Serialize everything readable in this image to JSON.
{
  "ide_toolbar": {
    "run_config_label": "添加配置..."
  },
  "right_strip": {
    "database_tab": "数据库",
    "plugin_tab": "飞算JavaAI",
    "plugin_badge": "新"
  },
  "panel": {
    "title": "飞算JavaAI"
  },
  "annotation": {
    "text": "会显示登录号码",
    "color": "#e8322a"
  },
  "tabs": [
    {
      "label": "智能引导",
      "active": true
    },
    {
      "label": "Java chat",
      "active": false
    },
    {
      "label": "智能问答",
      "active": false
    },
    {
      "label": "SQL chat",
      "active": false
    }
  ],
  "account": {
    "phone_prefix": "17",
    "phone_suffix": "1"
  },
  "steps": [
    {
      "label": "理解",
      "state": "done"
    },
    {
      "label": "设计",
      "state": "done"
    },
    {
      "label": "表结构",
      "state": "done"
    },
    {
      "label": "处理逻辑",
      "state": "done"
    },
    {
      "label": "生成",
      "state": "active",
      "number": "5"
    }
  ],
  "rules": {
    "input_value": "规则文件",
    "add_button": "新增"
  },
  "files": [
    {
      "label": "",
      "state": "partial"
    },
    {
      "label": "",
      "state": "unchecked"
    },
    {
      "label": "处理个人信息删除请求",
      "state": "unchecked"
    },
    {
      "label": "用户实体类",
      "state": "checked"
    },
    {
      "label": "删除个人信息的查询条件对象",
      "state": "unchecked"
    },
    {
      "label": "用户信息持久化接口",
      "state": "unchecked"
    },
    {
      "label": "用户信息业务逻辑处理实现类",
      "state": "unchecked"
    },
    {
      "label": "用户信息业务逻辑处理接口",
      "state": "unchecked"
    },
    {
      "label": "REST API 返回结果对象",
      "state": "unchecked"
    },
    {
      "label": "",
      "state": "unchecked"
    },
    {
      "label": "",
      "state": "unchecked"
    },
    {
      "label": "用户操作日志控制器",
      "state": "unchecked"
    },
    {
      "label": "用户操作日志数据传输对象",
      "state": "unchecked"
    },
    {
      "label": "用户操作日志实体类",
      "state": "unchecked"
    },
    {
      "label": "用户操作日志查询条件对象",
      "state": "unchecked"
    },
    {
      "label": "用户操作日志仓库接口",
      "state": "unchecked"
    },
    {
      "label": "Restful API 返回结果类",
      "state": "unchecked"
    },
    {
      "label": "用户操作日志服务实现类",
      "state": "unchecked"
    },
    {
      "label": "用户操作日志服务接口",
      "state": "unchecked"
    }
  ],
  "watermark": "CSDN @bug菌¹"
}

== == ==

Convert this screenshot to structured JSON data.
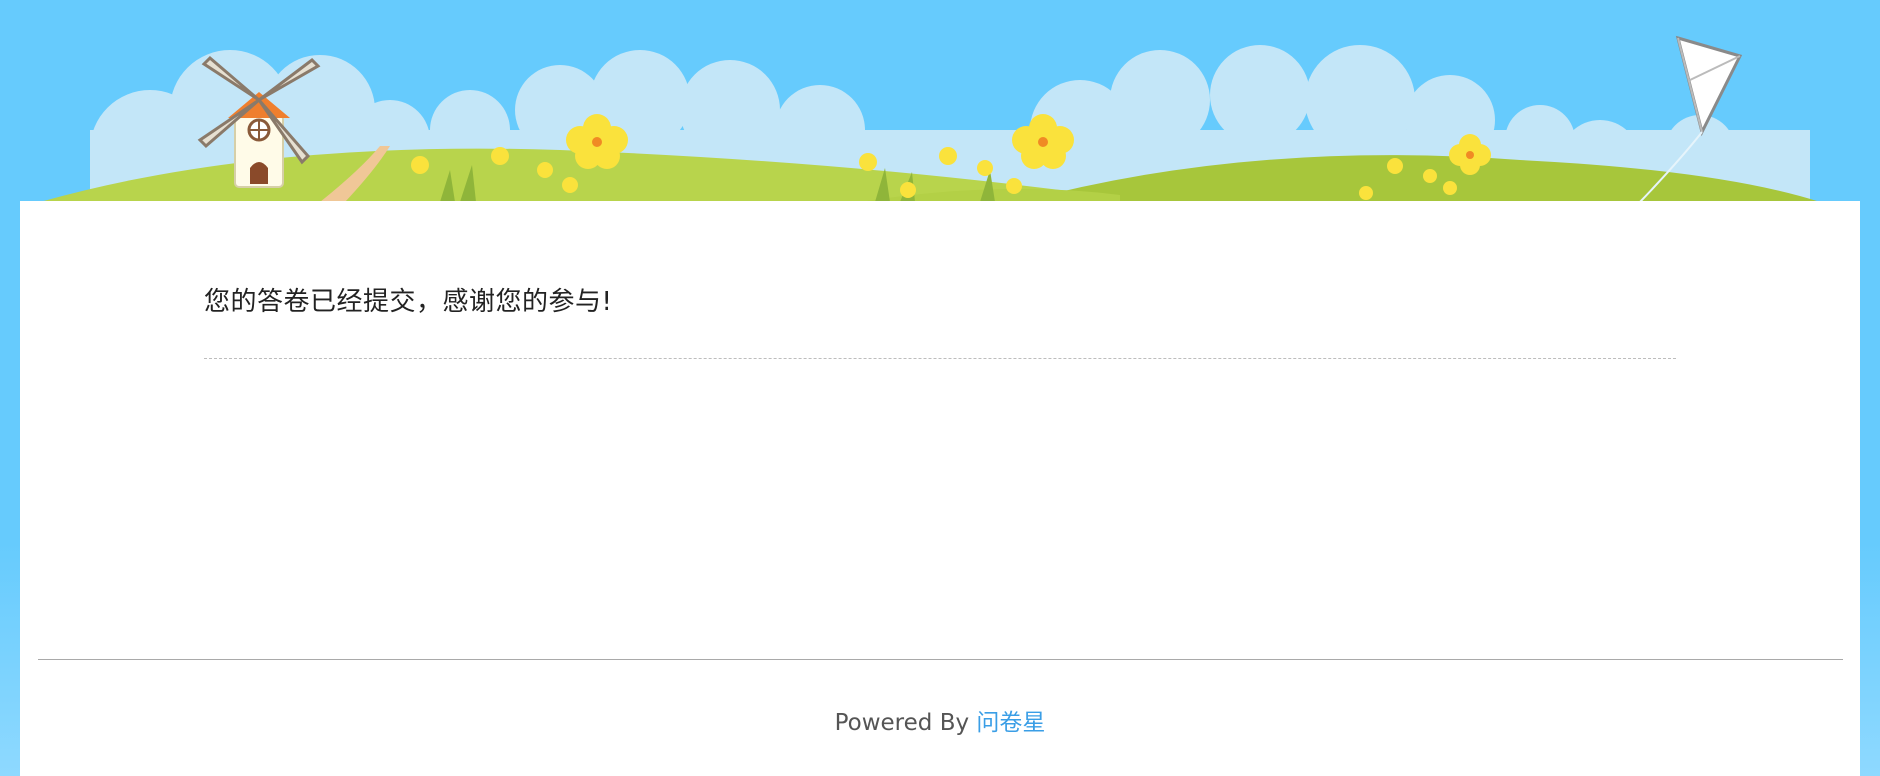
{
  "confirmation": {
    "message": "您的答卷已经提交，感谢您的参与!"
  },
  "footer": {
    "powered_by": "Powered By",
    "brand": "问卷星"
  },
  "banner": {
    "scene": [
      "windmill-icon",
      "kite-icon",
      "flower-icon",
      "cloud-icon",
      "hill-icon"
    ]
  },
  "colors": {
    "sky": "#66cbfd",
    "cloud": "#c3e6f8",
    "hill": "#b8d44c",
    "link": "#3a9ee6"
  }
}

== == ==

Work out how many lines of the material above contain the word "飞算JavaAI", then give only that figure.

▶ EXERCISE RESPONSE: 2